All of the data needs to be repeated exactly.

----

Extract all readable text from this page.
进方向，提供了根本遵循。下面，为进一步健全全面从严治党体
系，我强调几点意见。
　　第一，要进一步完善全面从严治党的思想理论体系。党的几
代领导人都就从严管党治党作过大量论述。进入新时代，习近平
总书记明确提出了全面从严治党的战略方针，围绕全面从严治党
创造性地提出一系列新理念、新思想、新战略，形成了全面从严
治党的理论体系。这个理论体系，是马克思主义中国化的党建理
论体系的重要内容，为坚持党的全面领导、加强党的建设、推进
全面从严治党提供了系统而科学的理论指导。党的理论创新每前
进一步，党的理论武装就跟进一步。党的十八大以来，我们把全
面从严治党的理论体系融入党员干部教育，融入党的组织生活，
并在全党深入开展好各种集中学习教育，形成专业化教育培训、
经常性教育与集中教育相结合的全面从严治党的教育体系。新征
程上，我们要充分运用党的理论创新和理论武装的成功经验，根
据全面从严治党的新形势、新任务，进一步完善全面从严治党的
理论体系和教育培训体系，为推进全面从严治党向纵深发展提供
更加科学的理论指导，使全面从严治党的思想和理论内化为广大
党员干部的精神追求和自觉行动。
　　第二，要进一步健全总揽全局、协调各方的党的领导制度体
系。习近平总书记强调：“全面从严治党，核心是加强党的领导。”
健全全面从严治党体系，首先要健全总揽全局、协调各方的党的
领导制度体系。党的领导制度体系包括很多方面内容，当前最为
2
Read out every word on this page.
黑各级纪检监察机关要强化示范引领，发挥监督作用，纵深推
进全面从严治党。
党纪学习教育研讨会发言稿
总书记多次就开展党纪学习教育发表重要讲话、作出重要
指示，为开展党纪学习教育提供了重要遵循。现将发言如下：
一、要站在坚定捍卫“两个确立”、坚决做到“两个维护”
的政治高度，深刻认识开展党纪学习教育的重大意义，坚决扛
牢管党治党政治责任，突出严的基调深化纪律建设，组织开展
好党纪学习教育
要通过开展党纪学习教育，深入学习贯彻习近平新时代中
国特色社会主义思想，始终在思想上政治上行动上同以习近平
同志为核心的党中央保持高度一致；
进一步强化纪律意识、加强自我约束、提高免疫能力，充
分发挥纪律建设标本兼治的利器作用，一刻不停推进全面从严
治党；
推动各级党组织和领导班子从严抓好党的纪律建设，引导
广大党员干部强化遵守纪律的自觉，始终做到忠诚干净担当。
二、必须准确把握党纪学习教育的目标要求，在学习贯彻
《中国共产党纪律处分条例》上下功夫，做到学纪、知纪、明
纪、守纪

----

# Answer to this task
Extract all readable text from this page.
进方向，提供了根本遵循。下面，为进一步健全全面从严治党体
系，我强调几点意见。
　　第一，要进一步完善全面从严治党的思想理论体系。党的几
代领导人都就从严管党治党作过大量论述。进入新时代，习近平
总书记明确提出了全面从严治党的战略方针，围绕全面从严治党
创造性地提出一系列新理念、新思想、新战略，形成了全面从严
治党的理论体系。这个理论体系，是马克思主义中国化的党建理
论体系的重要内容，为坚持党的全面领导、加强党的建设、推进
全面从严治党提供了系统而科学的理论指导。党的理论创新每前
进一步，党的理论武装就跟进一步。党的十八大以来，我们把全
面从严治党的理论体系融入党员干部教育，融入党的组织生活，
并在全党深入开展好各种集中学习教育，形成专业化教育培训、
经常性教育与集中教育相结合的全面从严治党的教育体系。新征
程上，我们要充分运用党的理论创新和理论武装的成功经验，根
据全面从严治党的新形势、新任务，进一步完善全面从严治党的
理论体系和教育培训体系，为推进全面从严治党向纵深发展提供
更加科学的理论指导，使全面从严治党的思想和理论内化为广大
党员干部的精神追求和自觉行动。
　　第二，要进一步健全总揽全局、协调各方的党的领导制度体
系。习近平总书记强调：“全面从严治党，核心是加强党的领导。”
健全全面从严治党体系，首先要健全总揽全局、协调各方的党的
领导制度体系。党的领导制度体系包括很多方面内容，当前最为
2
Read out every word on this page.
黑各级纪检监察机关要强化示范引领，发挥监督作用，纵深推
进全面从严治党。
党纪学习教育研讨会发言稿
总书记多次就开展党纪学习教育发表重要讲话、作出重要
指示，为开展党纪学习教育提供了重要遵循。现将发言如下：
一、要站在坚定捍卫“两个确立”、坚决做到“两个维护”
的政治高度，深刻认识开展党纪学习教育的重大意义，坚决扛
牢管党治党政治责任，突出严的基调深化纪律建设，组织开展
好党纪学习教育
要通过开展党纪学习教育，深入学习贯彻习近平新时代中
国特色社会主义思想，始终在思想上政治上行动上同以习近平
同志为核心的党中央保持高度一致；
进一步强化纪律意识、加强自我约束、提高免疫能力，充
分发挥纪律建设标本兼治的利器作用，一刻不停推进全面从严
治党；
推动各级党组织和领导班子从严抓好党的纪律建设，引导
广大党员干部强化遵守纪律的自觉，始终做到忠诚干净担当。
二、必须准确把握党纪学习教育的目标要求，在学习贯彻
《中国共产党纪律处分条例》上下功夫，做到学纪、知纪、明
纪、守纪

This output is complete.